## Do this
Identify each line holding the string "horizontal" and copy it.

## Records supplied
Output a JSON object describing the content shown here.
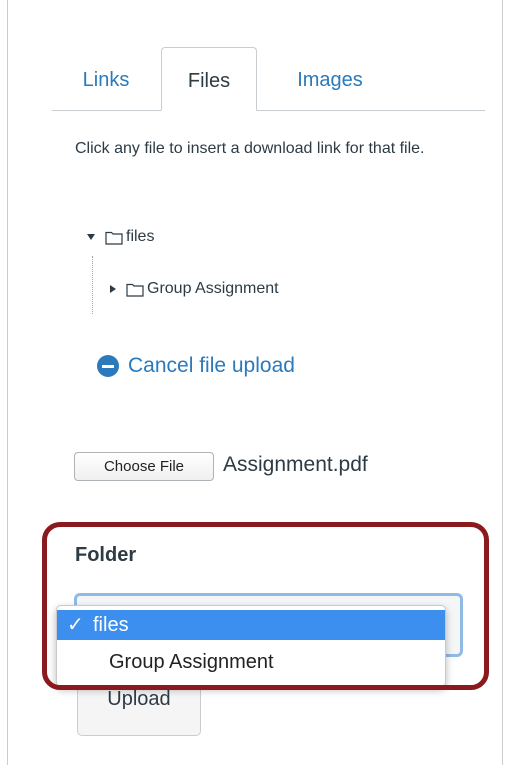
{
  "tabs": [
    {
      "label": "Links"
    },
    {
      "label": "Files"
    },
    {
      "label": "Images"
    }
  ],
  "files_panel": {
    "instructions": "Click any file to insert a download link for that file.",
    "tree": {
      "root": "files",
      "children": [
        "Group Assignment"
      ]
    },
    "cancel_label": "Cancel file upload",
    "choose_file_label": "Choose File",
    "selected_file": "Assignment.pdf",
    "folder_label": "Folder",
    "folder_options": [
      {
        "label": "files",
        "selected": true,
        "check": "✓"
      },
      {
        "label": "Group Assignment",
        "selected": false
      }
    ],
    "upload_label": "Upload"
  },
  "colors": {
    "link": "#2a7abc",
    "selected_option": "#3d8fef",
    "highlight": "#8b1a1f"
  }
}
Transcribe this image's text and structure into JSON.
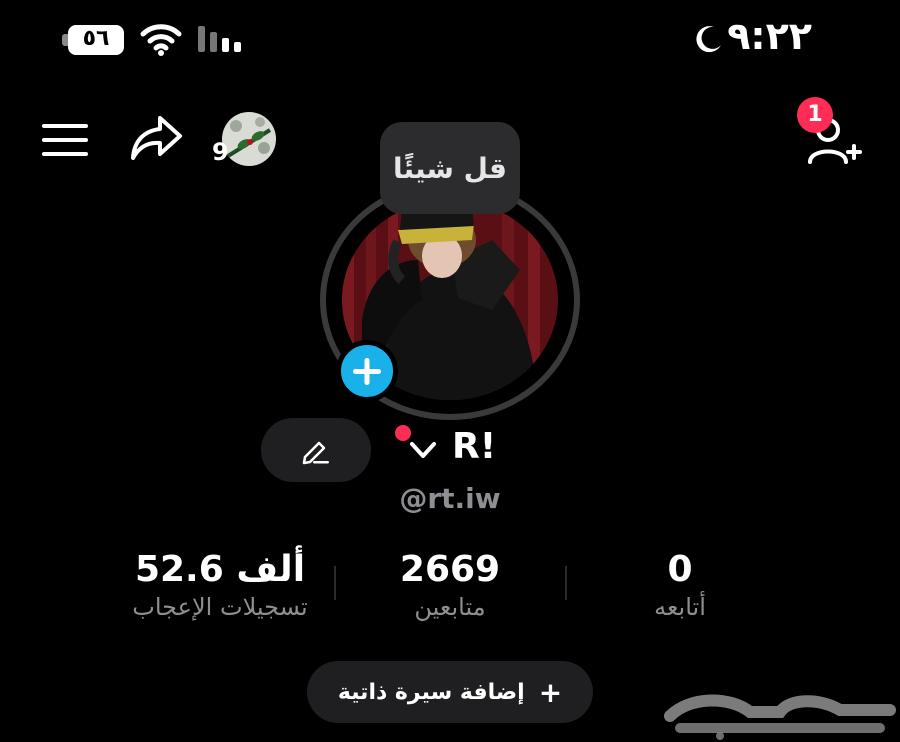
{
  "status_bar": {
    "time": "٩:٢٢",
    "battery": "٥٦",
    "icons": [
      "moon-icon",
      "wifi-icon",
      "signal-icon",
      "battery-icon"
    ]
  },
  "top_nav": {
    "story_count": "9",
    "notification_count": "1",
    "icons": [
      "menu-icon",
      "share-icon",
      "add-friend-icon"
    ]
  },
  "profile": {
    "bubble_text": "قل شيئًا",
    "display_name": "R!",
    "handle": "@rt.iw"
  },
  "stats": {
    "likes_value": "52.6 ألف",
    "likes_label": "تسجيلات الإعجاب",
    "followers_value": "2669",
    "followers_label": "متابعين",
    "following_value": "0",
    "following_label": "أتابعه"
  },
  "bio_button_label": "إضافة سيرة ذاتية",
  "watermark": "حراج",
  "colors": {
    "background": "#000000",
    "accent_blue": "#1ab0ea",
    "badge_red": "#ff2d55",
    "muted_text": "#8e8e93",
    "button_bg": "#1f1f21"
  }
}
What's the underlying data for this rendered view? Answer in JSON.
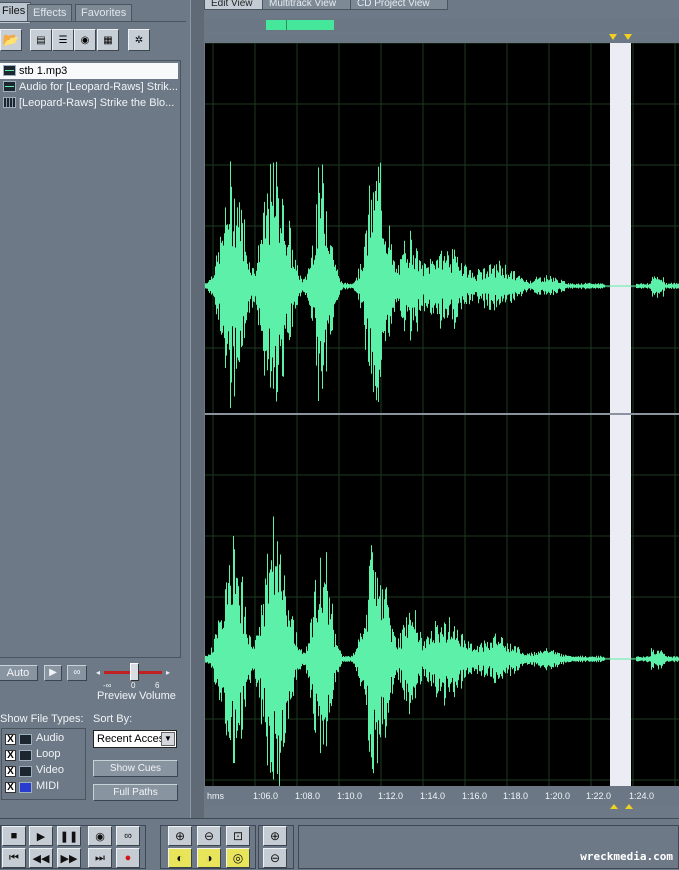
{
  "left_tabs": [
    {
      "label": "Files",
      "active": true
    },
    {
      "label": "Effects",
      "active": false
    },
    {
      "label": "Favorites",
      "active": false
    }
  ],
  "toolbar_icons": [
    "open-file-icon",
    "import-icon",
    "close-file-icon",
    "record-icon",
    "insert-multitrack-icon",
    "autoplay-icon"
  ],
  "files": [
    {
      "name": "stb 1.mp3",
      "icon": "audio-file-icon",
      "selected": true
    },
    {
      "name": "Audio for [Leopard-Raws] Strik...",
      "icon": "audio-file-icon",
      "selected": false
    },
    {
      "name": "[Leopard-Raws] Strike the Blo...",
      "icon": "video-file-icon",
      "selected": false
    }
  ],
  "preview": {
    "auto_label": "Auto",
    "play_icon": "play-icon",
    "loop_icon": "loop-icon",
    "scale_min": "-∞",
    "scale_mid": "0",
    "scale_max": "6",
    "volume_label": "Preview Volume"
  },
  "show_file_types": {
    "label": "Show File Types:",
    "items": [
      {
        "label": "Audio",
        "checked": "X"
      },
      {
        "label": "Loop",
        "checked": "X"
      },
      {
        "label": "Video",
        "checked": "X"
      },
      {
        "label": "MIDI",
        "checked": "X"
      }
    ]
  },
  "sort": {
    "label": "Sort By:",
    "value": "Recent Access",
    "show_cues": "Show Cues",
    "full_paths": "Full Paths"
  },
  "editor_tabs": [
    {
      "label": "Edit View",
      "active": true
    },
    {
      "label": "Multitrack View",
      "active": false
    },
    {
      "label": "CD Project View",
      "active": false
    }
  ],
  "time_scale": {
    "unit": "hms",
    "ticks": [
      "1:06.0",
      "1:08.0",
      "1:10.0",
      "1:12.0",
      "1:14.0",
      "1:16.0",
      "1:18.0",
      "1:20.0",
      "1:22.0",
      "1:24.0"
    ]
  },
  "transport_icons": [
    "stop-icon",
    "play-icon",
    "pause-icon",
    "play-to-end-icon",
    "loop-play-icon",
    "go-to-start-icon",
    "rewind-icon",
    "fast-forward-icon",
    "go-to-end-icon",
    "record-icon"
  ],
  "zoom_icons": [
    "zoom-in-horizontal-icon",
    "zoom-out-horizontal-icon",
    "zoom-out-full-icon",
    "zoom-in-vertical-icon",
    "zoom-to-left-icon",
    "zoom-to-right-icon",
    "zoom-selection-icon",
    "zoom-out-vertical-icon"
  ],
  "colors": {
    "waveform": "#5cf0a8",
    "background": "#000000",
    "grid": "#1e3a22",
    "selection": "#ececf4"
  },
  "watermark": "wreckmedia.com"
}
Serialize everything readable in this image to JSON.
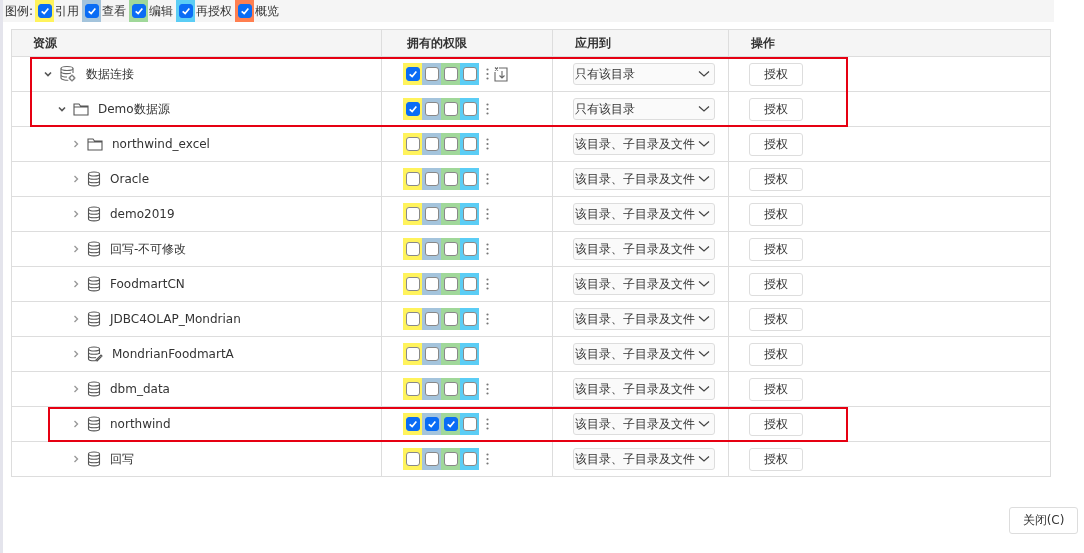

## Completed exercise
    "zoom-in-horizontal-icon",
    "zoom-out-horizontal-icon",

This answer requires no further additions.